--- DATA PROVIDED ---
════════════════

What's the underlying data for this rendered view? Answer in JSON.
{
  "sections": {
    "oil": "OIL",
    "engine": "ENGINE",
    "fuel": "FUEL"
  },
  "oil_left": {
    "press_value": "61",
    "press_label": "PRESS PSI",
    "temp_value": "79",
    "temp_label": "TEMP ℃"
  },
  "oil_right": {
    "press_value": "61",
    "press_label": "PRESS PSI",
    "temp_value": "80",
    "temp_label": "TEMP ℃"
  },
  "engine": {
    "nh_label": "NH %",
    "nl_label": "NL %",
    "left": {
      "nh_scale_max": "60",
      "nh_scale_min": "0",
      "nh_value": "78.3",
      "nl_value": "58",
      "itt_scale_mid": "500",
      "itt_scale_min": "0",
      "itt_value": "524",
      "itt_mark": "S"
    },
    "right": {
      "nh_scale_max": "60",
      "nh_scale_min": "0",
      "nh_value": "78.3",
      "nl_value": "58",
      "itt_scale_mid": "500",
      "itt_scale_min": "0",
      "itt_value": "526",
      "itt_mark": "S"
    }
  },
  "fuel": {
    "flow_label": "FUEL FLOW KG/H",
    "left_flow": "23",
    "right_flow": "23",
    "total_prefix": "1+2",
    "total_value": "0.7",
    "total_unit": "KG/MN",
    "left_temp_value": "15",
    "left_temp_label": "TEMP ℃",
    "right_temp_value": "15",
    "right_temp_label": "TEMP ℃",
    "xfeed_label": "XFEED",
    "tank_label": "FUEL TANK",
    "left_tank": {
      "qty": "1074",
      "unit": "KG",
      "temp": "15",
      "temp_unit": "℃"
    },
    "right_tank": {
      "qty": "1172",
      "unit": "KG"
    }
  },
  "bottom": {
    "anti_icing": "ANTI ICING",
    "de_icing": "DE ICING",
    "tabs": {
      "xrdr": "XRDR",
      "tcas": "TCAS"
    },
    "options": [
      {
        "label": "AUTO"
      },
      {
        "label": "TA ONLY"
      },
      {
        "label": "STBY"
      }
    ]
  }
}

════════════════

--- EXERCISE DETAILS ---
Set down the listing above in full, please, exactly as it appears.

--- WRITTEN RESPONSE ---
What's the underlying data for this rendered view? Answer in JSON.
{
  "sections": {
    "oil": "OIL",
    "engine": "ENGINE",
    "fuel": "FUEL"
  },
  "oil_left": {
    "press_value": "61",
    "press_label": "PRESS PSI",
    "temp_value": "79",
    "temp_label": "TEMP ℃"
  },
  "oil_right": {
    "press_value": "61",
    "press_label": "PRESS PSI",
    "temp_value": "80",
    "temp_label": "TEMP ℃"
  },
  "engine": {
    "nh_label": "NH %",
    "nl_label": "NL %",
    "left": {
      "nh_scale_max": "60",
      "nh_scale_min": "0",
      "nh_value": "78.3",
      "nl_value": "58",
      "itt_scale_mid": "500",
      "itt_scale_min": "0",
      "itt_value": "524",
      "itt_mark": "S"
    },
    "right": {
      "nh_scale_max": "60",
      "nh_scale_min": "0",
      "nh_value": "78.3",
      "nl_value": "58",
      "itt_scale_mid": "500",
      "itt_scale_min": "0",
      "itt_value": "526",
      "itt_mark": "S"
    }
  },
  "fuel": {
    "flow_label": "FUEL FLOW KG/H",
    "left_flow": "23",
    "right_flow": "23",
    "total_prefix": "1+2",
    "total_value": "0.7",
    "total_unit": "KG/MN",
    "left_temp_value": "15",
    "left_temp_label": "TEMP ℃",
    "right_temp_value": "15",
    "right_temp_label": "TEMP ℃",
    "xfeed_label": "XFEED",
    "tank_label": "FUEL TANK",
    "left_tank": {
      "qty": "1074",
      "unit": "KG",
      "temp": "15",
      "temp_unit": "℃"
    },
    "right_tank": {
      "qty": "1172",
      "unit": "KG"
    }
  },
  "bottom": {
    "anti_icing": "ANTI ICING",
    "de_icing": "DE ICING",
    "tabs": {
      "xrdr": "XRDR",
      "tcas": "TCAS"
    },
    "options": [
      {
        "label": "AUTO"
      },
      {
        "label": "TA ONLY"
      },
      {
        "label": "STBY"
      }
    ]
  }
}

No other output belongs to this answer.